WHAT IS REQUIRED:
Give the number of lines in the data that hold the word "have", and nothing else.

-- begin --

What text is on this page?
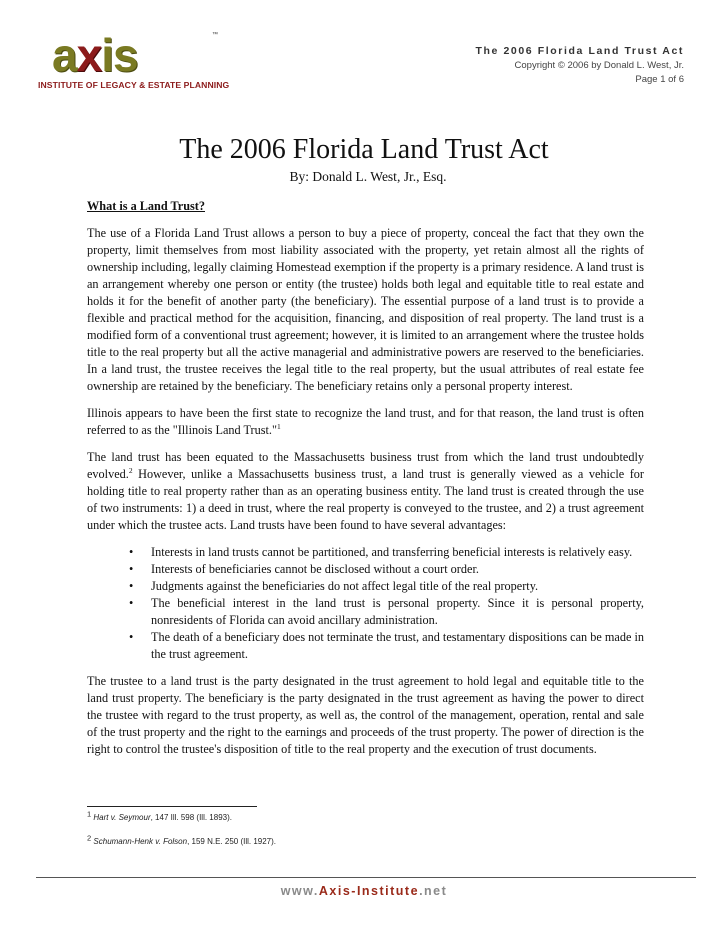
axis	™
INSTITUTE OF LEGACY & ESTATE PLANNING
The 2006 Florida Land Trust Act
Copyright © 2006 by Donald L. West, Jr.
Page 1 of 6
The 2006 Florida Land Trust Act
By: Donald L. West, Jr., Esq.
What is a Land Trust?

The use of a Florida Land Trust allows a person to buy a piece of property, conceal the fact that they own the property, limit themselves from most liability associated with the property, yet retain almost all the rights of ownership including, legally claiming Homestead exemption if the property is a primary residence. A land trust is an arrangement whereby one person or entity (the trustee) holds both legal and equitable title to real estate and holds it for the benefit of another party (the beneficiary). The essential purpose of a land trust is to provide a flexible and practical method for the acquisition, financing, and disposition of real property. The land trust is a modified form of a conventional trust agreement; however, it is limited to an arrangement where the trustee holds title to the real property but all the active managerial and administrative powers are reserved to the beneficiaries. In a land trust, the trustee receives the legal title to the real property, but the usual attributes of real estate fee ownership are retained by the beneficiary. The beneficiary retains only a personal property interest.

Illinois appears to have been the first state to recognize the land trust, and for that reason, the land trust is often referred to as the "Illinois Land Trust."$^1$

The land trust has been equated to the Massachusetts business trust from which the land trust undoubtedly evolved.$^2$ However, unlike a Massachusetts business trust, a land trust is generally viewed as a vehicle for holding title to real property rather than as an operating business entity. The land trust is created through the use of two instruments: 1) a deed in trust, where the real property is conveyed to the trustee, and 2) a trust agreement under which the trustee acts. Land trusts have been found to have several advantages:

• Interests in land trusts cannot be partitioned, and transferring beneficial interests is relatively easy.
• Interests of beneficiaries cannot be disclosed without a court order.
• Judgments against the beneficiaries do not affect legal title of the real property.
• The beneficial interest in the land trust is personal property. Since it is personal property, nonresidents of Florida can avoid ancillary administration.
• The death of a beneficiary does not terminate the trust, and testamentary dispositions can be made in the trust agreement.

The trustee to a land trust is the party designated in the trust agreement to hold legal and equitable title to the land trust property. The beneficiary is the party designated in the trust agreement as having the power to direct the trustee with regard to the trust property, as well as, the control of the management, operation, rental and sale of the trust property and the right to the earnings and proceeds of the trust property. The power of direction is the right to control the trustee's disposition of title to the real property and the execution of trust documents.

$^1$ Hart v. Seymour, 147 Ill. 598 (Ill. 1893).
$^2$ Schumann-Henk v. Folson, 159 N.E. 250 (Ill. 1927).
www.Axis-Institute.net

-- end --
-- begin --

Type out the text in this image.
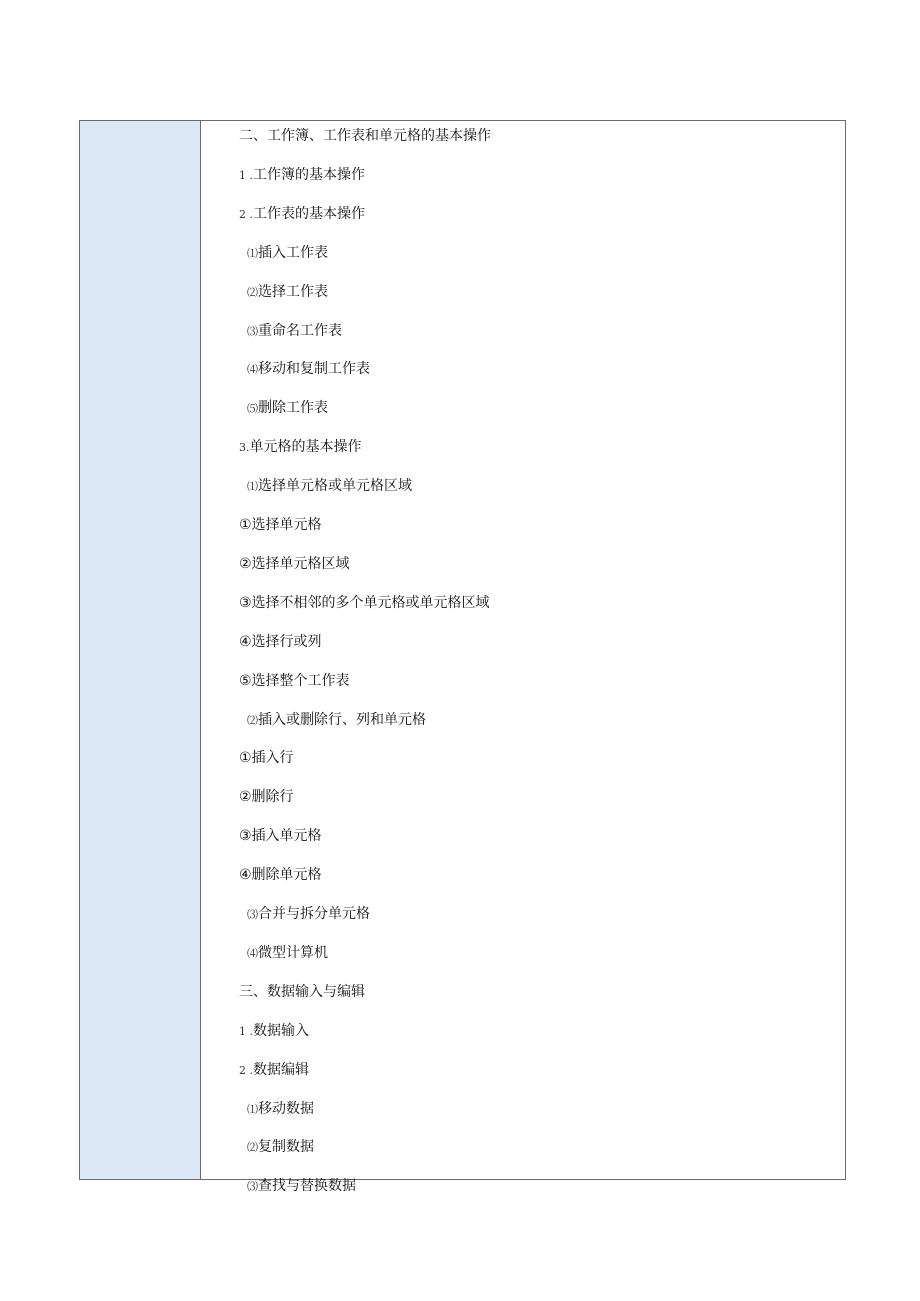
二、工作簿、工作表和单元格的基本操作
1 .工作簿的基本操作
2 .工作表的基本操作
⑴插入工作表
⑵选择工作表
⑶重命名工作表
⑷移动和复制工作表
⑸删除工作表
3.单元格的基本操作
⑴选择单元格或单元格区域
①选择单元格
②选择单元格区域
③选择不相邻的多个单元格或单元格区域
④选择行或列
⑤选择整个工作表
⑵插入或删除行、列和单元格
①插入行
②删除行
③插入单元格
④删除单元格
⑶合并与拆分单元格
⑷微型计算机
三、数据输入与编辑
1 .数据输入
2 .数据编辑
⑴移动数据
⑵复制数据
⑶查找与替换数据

-- end --

WORKED ANSWER:
2